[start Dataset entries]
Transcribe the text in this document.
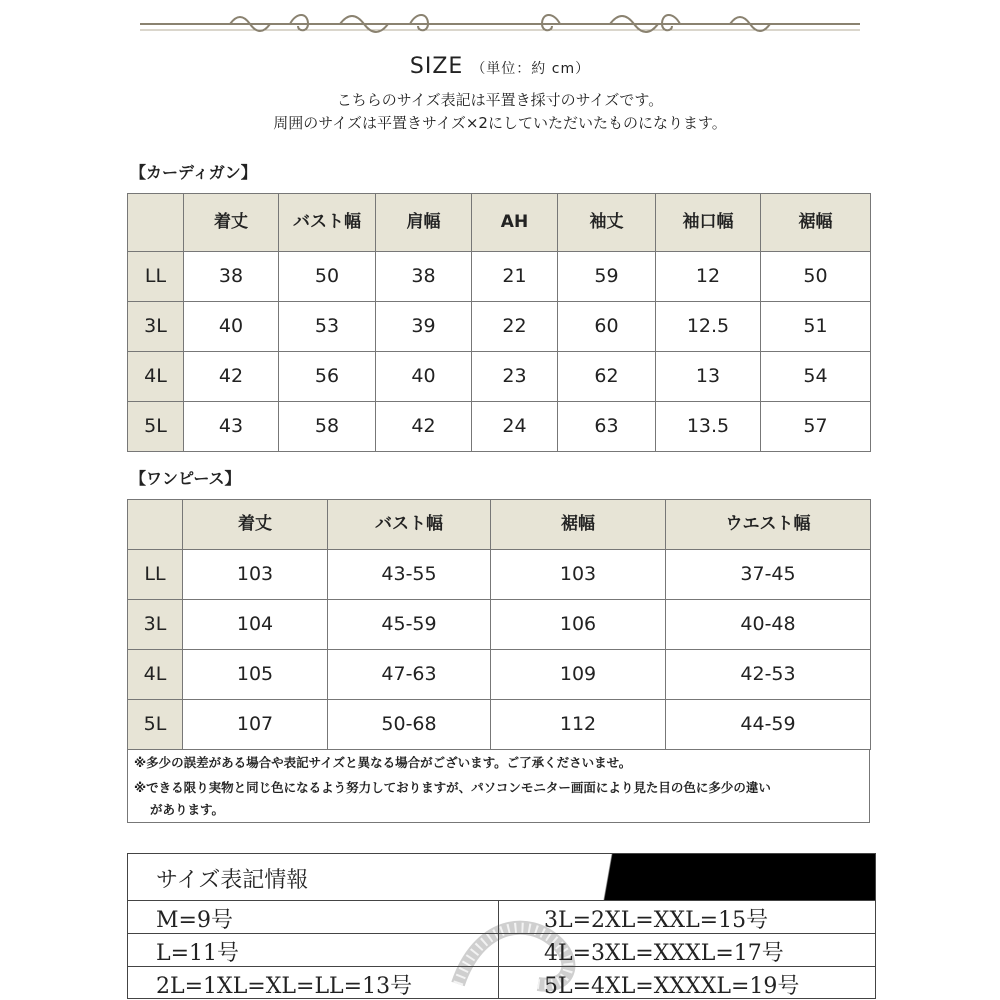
SIZE （単位：約 cm）
こちらのサイズ表記は平置き採寸のサイズです。
周囲のサイズは平置きサイズ×2にしていただいたものになります。
【カーディガン】
	着丈	バスト幅	肩幅	AH	袖丈	袖口幅	裾幅
LL	38	50	38	21	59	12	50
3L	40	53	39	22	60	12.5	51
4L	42	56	40	23	62	13	54
5L	43	58	42	24	63	13.5	57
【ワンピース】
	着丈	バスト幅	裾幅	ウエスト幅
LL	103	43-55	103	37-45
3L	104	45-59	106	40-48
4L	105	47-63	109	42-53
5L	107	50-68	112	44-59
※多少の誤差がある場合や表記サイズと異なる場合がございます。ご了承くださいませ。
※できる限り実物と同じ色になるよう努力しておりますが、パソコンモニター画面により見た目の色に多少の違い
があります。
サイズ表記情報
M=9号	3L=2XL=XXL=15号
L=11号	4L=3XL=XXXL=17号
2L=1XL=XL=LL=13号	5L=4XL=XXXXL=19号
[end Dataset entries]
What the task requires: Send back the data above word for word, with the pictures left out.

Answer for the task:
Transcribe the text in this document.
SIZE （単位：約 cm）
こちらのサイズ表記は平置き採寸のサイズです。
周囲のサイズは平置きサイズ×2にしていただいたものになります。
【カーディガン】
	着丈	バスト幅	肩幅	AH	袖丈	袖口幅	裾幅
LL	38	50	38	21	59	12	50
3L	40	53	39	22	60	12.5	51
4L	42	56	40	23	62	13	54
5L	43	58	42	24	63	13.5	57
【ワンピース】
	着丈	バスト幅	裾幅	ウエスト幅
LL	103	43-55	103	37-45
3L	104	45-59	106	40-48
4L	105	47-63	109	42-53
5L	107	50-68	112	44-59
※多少の誤差がある場合や表記サイズと異なる場合がございます。ご了承くださいませ。
※できる限り実物と同じ色になるよう努力しておりますが、パソコンモニター画面により見た目の色に多少の違い
があります。
サイズ表記情報
M=9号	3L=2XL=XXL=15号
L=11号	4L=3XL=XXXL=17号
2L=1XL=XL=LL=13号	5L=4XL=XXXXL=19号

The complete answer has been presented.